[Excerpt from a dataset]

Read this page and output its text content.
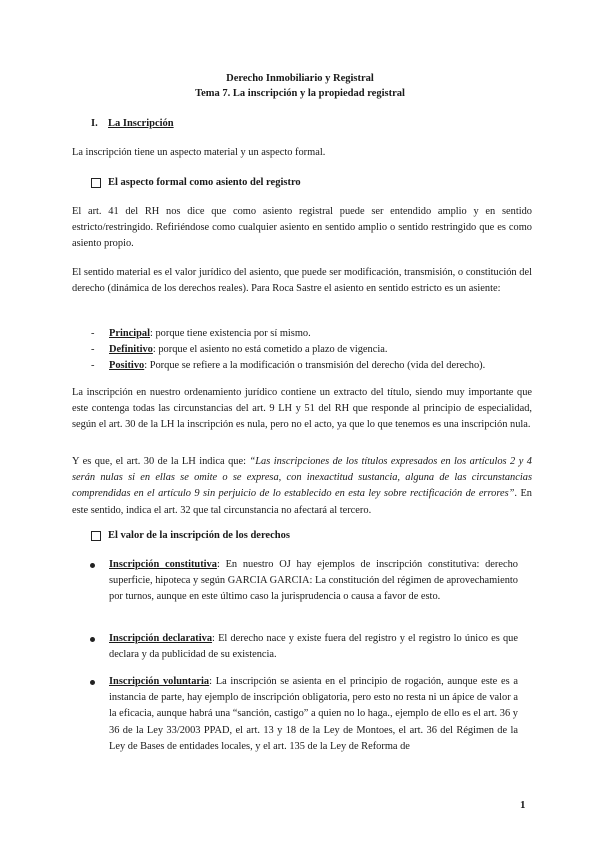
Derecho Inmobiliario y Registral
Tema 7. La inscripción y la propiedad registral
I. La Inscripción
La inscripción tiene un aspecto material y un aspecto formal.
El aspecto formal como asiento del registro
El art. 41 del RH nos dice que como asiento registral puede ser entendido amplio y en sentido estricto/restringido. Refiriéndose como cualquier asiento en sentido amplio o sentido restringido que es como asiento propio.
El sentido material es el valor jurídico del asiento, que puede ser modificación, transmisión, o constitución del derecho (dinámica de los derechos reales). Para Roca Sastre el asiento en sentido estricto es un asiente:
- Principal: porque tiene existencia por sí mismo.
- Definitivo: porque el asiento no está cometido a plazo de vigencia.
- Positivo: Porque se refiere a la modificación o transmisión del derecho (vida del derecho).
La inscripción en nuestro ordenamiento jurídico contiene un extracto del título, siendo muy importante que este contenga todas las circunstancias del art. 9 LH y 51 del RH que responde al principio de especialidad, según el art. 30 de la LH la inscripción es nula, pero no el acto, ya que lo que tenemos es una inscripción nula.
Y es que, el art. 30 de la LH indica que: “Las inscripciones de los títulos expresados en los artículos 2 y 4 serán nulas si en ellas se omite o se expresa, con inexactitud sustancia, alguna de las circunstancias comprendidas en el artículo 9 sin perjuicio de lo establecido en esta ley sobre rectificación de errores”. En este sentido, indica el art. 32 que tal circunstancia no afectará al tercero.
El valor de la inscripción de los derechos
Inscripción constitutiva: En nuestro OJ hay ejemplos de inscripción constitutiva: derecho superficie, hipoteca y según GARCIA GARCIA: La constitución del régimen de aprovechamiento por turnos, aunque en este último caso la jurisprudencia o causa a favor de esto.
Inscripción declarativa: El derecho nace y existe fuera del registro y el registro lo único es que declara y da publicidad de su existencia.
Inscripción voluntaria: La inscripción se asienta en el principio de rogación, aunque este es a instancia de parte, hay ejemplo de inscripción obligatoria, pero esto no resta ni un ápice de valor a la eficacia, aunque habrá una “sanción, castigo” a quien no lo haga., ejemplo de ello es el art. 36 y 36 de la Ley 33/2003 PPAD, el art. 13 y 18 de la Ley de Montoes, el art. 36 del Régimen de la Ley de Bases de entidades locales, y el art. 135 de la Ley de Reforma de
1
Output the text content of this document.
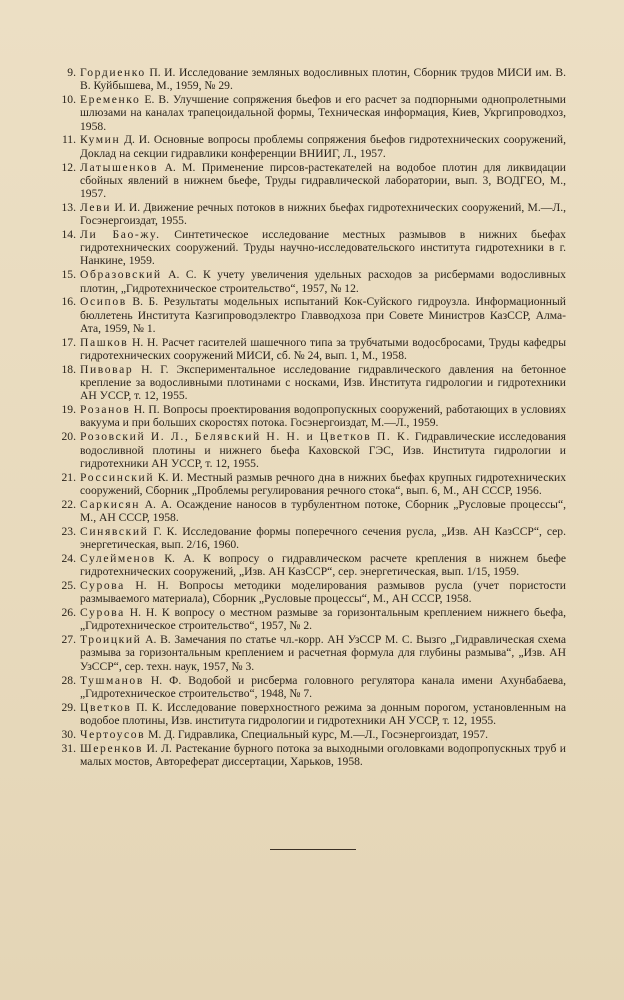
9. Гордиенко П. И. Исследование земляных водосливных плотин, Сборник трудов МИСИ им. В. В. Куйбышева, М., 1959, № 29.
10. Еременко Е. В. Улучшение сопряжения бьефов и его расчет за подпорными однопролетными шлюзами на каналах трапецоидальной формы, Техническая информация, Киев, Укргипроводхоз, 1958.
11. Кумин Д. И. Основные вопросы проблемы сопряжения бьефов гидротехнических сооружений, Доклад на секции гидравлики конференции ВНИИГ, Л., 1957.
12. Латышенков А. М. Применение пирсов-растекателей на водобое плотин для ликвидации сбойных явлений в нижнем бьефе, Труды гидравлической лаборатории, вып. 3, ВОДГЕО, М., 1957.
13. Леви И. И. Движение речных потоков в нижних бьефах гидротехнических сооружений, М.—Л., Госэнергоиздат, 1955.
14. Ли Бао-жу. Синтетическое исследование местных размывов в нижних бьефах гидротехнических сооружений. Труды научно-исследовательского института гидротехники в г. Нанкине, 1959.
15. Образовский А. С. К учету увеличения удельных расходов за рисбермами водосливных плотин, „Гидротехническое строительство“, 1957, № 12.
16. Осипов В. Б. Результаты модельных испытаний Кок-Суйского гидроузла. Информационный бюллетень Института Казгипроводэлектро Главводхоза при Совете Министров КазССР, Алма-Ата, 1959, № 1.
17. Пашков Н. Н. Расчет гасителей шашечного типа за трубчатыми водосбросами, Труды кафедры гидротехнических сооружений МИСИ, сб. № 24, вып. 1, М., 1958.
18. Пивовар Н. Г. Экспериментальное исследование гидравлического давления на бетонное крепление за водосливными плотинами с носками, Изв. Института гидрологии и гидротехники АН УССР, т. 12, 1955.
19. Розанов Н. П. Вопросы проектирования водопропускных сооружений, работающих в условиях вакуума и при больших скоростях потока. Госэнергоиздат, М.—Л., 1959.
20. Розовский И. Л., Белявский Н. Н. и Цветков П. К. Гидравлические исследования водосливной плотины и нижнего бьефа Каховской ГЭС, Изв. Института гидрологии и гидротехники АН УССР, т. 12, 1955.
21. Россинский К. И. Местный размыв речного дна в нижних бьефах крупных гидротехнических сооружений, Сборник „Проблемы регулирования речного стока“, вып. 6, М., АН СССР, 1956.
22. Саркисян А. А. Осаждение наносов в турбулентном потоке, Сборник „Русловые процессы“, М., АН СССР, 1958.
23. Синявский Г. К. Исследование формы поперечного сечения русла, „Изв. АН КазССР“, сер. энергетическая, вып. 2/16, 1960.
24. Сулейменов К. А. К вопросу о гидравлическом расчете крепления в нижнем бьефе гидротехнических сооружений, „Изв. АН КазССР“, сер. энергетическая, вып. 1/15, 1959.
25. Сурова Н. Н. Вопросы методики моделирования размывов русла (учет пористости размываемого материала), Сборник „Русловые процессы“, М., АН СССР, 1958.
26. Сурова Н. Н. К вопросу о местном размыве за горизонтальным креплением нижнего бьефа, „Гидротехническое строительство“, 1957, № 2.
27. Троицкий А. В. Замечания по статье чл.-корр. АН УзССР М. С. Вызго „Гидравлическая схема размыва за горизонтальным креплением и расчетная формула для глубины размыва“, „Изв. АН УзССР“, сер. техн. наук, 1957, № 3.
28. Тушманов Н. Ф. Водобой и рисберма головного регулятора канала имени Ахунбабаева, „Гидротехническое строительство“, 1948, № 7.
29. Цветков П. К. Исследование поверхностного режима за донным порогом, установленным на водобое плотины, Изв. института гидрологии и гидротехники АН УССР, т. 12, 1955.
30. Чертоусов М. Д. Гидравлика, Специальный курс, М.—Л., Госэнергоиздат, 1957.
31. Шеренков И. Л. Растекание бурного потока за выходными оголовками водопропускных труб и малых мостов, Автореферат диссертации, Харьков, 1958.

__What you are asked to do__:
Go through the data above and transcribe it in full, omitting any image.

__Task result__:
Read this page and output its text content.
Derecho Inmobiliario y Registral
Tema 7. La inscripción y la propiedad registral
I. La Inscripción
La inscripción tiene un aspecto material y un aspecto formal.
El aspecto formal como asiento del registro
El art. 41 del RH nos dice que como asiento registral puede ser entendido amplio y en sentido estricto/restringido. Refiriéndose como cualquier asiento en sentido amplio o sentido restringido que es como asiento propio.
El sentido material es el valor jurídico del asiento, que puede ser modificación, transmisión, o constitución del derecho (dinámica de los derechos reales). Para Roca Sastre el asiento en sentido estricto es un asiente:
- Principal: porque tiene existencia por sí mismo.
- Definitivo: porque el asiento no está cometido a plazo de vigencia.
- Positivo: Porque se refiere a la modificación o transmisión del derecho (vida del derecho).
La inscripción en nuestro ordenamiento jurídico contiene un extracto del título, siendo muy importante que este contenga todas las circunstancias del art. 9 LH y 51 del RH que responde al principio de especialidad, según el art. 30 de la LH la inscripción es nula, pero no el acto, ya que lo que tenemos es una inscripción nula.
Y es que, el art. 30 de la LH indica que: “Las inscripciones de los títulos expresados en los artículos 2 y 4 serán nulas si en ellas se omite o se expresa, con inexactitud sustancia, alguna de las circunstancias comprendidas en el artículo 9 sin perjuicio de lo establecido en esta ley sobre rectificación de errores”. En este sentido, indica el art. 32 que tal circunstancia no afectará al tercero.
El valor de la inscripción de los derechos
Inscripción constitutiva: En nuestro OJ hay ejemplos de inscripción constitutiva: derecho superficie, hipoteca y según GARCIA GARCIA: La constitución del régimen de aprovechamiento por turnos, aunque en este último caso la jurisprudencia o causa a favor de esto.
Inscripción declarativa: El derecho nace y existe fuera del registro y el registro lo único es que declara y da publicidad de su existencia.
Inscripción voluntaria: La inscripción se asienta en el principio de rogación, aunque este es a instancia de parte, hay ejemplo de inscripción obligatoria, pero esto no resta ni un ápice de valor a la eficacia, aunque habrá una “sanción, castigo” a quien no lo haga., ejemplo de ello es el art. 36 y 36 de la Ley 33/2003 PPAD, el art. 13 y 18 de la Ley de Montoes, el art. 36 del Régimen de la Ley de Bases de entidades locales, y el art. 135 de la Ley de Reforma de
1
Output the text content of this document.
9. Гордиенко П. И. Исследование земляных водосливных плотин, Сборник трудов МИСИ им. В. В. Куйбышева, М., 1959, № 29.
10. Еременко Е. В. Улучшение сопряжения бьефов и его расчет за подпорными однопролетными шлюзами на каналах трапецоидальной формы, Техническая информация, Киев, Укргипроводхоз, 1958.
11. Кумин Д. И. Основные вопросы проблемы сопряжения бьефов гидротехнических сооружений, Доклад на секции гидравлики конференции ВНИИГ, Л., 1957.
12. Латышенков А. М. Применение пирсов-растекателей на водобое плотин для ликвидации сбойных явлений в нижнем бьефе, Труды гидравлической лаборатории, вып. 3, ВОДГЕО, М., 1957.
13. Леви И. И. Движение речных потоков в нижних бьефах гидротехнических сооружений, М.—Л., Госэнергоиздат, 1955.
14. Ли Бао-жу. Синтетическое исследование местных размывов в нижних бьефах гидротехнических сооружений. Труды научно-исследовательского института гидротехники в г. Нанкине, 1959.
15. Образовский А. С. К учету увеличения удельных расходов за рисбермами водосливных плотин, „Гидротехническое строительство“, 1957, № 12.
16. Осипов В. Б. Результаты модельных испытаний Кок-Суйского гидроузла. Информационный бюллетень Института Казгипроводэлектро Главводхоза при Совете Министров КазССР, Алма-Ата, 1959, № 1.
17. Пашков Н. Н. Расчет гасителей шашечного типа за трубчатыми водосбросами, Труды кафедры гидротехнических сооружений МИСИ, сб. № 24, вып. 1, М., 1958.
18. Пивовар Н. Г. Экспериментальное исследование гидравлического давления на бетонное крепление за водосливными плотинами с носками, Изв. Института гидрологии и гидротехники АН УССР, т. 12, 1955.
19. Розанов Н. П. Вопросы проектирования водопропускных сооружений, работающих в условиях вакуума и при больших скоростях потока. Госэнергоиздат, М.—Л., 1959.
20. Розовский И. Л., Белявский Н. Н. и Цветков П. К. Гидравлические исследования водосливной плотины и нижнего бьефа Каховской ГЭС, Изв. Института гидрологии и гидротехники АН УССР, т. 12, 1955.
21. Россинский К. И. Местный размыв речного дна в нижних бьефах крупных гидротехнических сооружений, Сборник „Проблемы регулирования речного стока“, вып. 6, М., АН СССР, 1956.
22. Саркисян А. А. Осаждение наносов в турбулентном потоке, Сборник „Русловые процессы“, М., АН СССР, 1958.
23. Синявский Г. К. Исследование формы поперечного сечения русла, „Изв. АН КазССР“, сер. энергетическая, вып. 2/16, 1960.
24. Сулейменов К. А. К вопросу о гидравлическом расчете крепления в нижнем бьефе гидротехнических сооружений, „Изв. АН КазССР“, сер. энергетическая, вып. 1/15, 1959.
25. Сурова Н. Н. Вопросы методики моделирования размывов русла (учет пористости размываемого материала), Сборник „Русловые процессы“, М., АН СССР, 1958.
26. Сурова Н. Н. К вопросу о местном размыве за горизонтальным креплением нижнего бьефа, „Гидротехническое строительство“, 1957, № 2.
27. Троицкий А. В. Замечания по статье чл.-корр. АН УзССР М. С. Вызго „Гидравлическая схема размыва за горизонтальным креплением и расчетная формула для глубины размыва“, „Изв. АН УзССР“, сер. техн. наук, 1957, № 3.
28. Тушманов Н. Ф. Водобой и рисберма головного регулятора канала имени Ахунбабаева, „Гидротехническое строительство“, 1948, № 7.
29. Цветков П. К. Исследование поверхностного режима за донным порогом, установленным на водобое плотины, Изв. института гидрологии и гидротехники АН УССР, т. 12, 1955.
30. Чертоусов М. Д. Гидравлика, Специальный курс, М.—Л., Госэнергоиздат, 1957.
31. Шеренков И. Л. Растекание бурного потока за выходными оголовками водопропускных труб и малых мостов, Автореферат диссертации, Харьков, 1958.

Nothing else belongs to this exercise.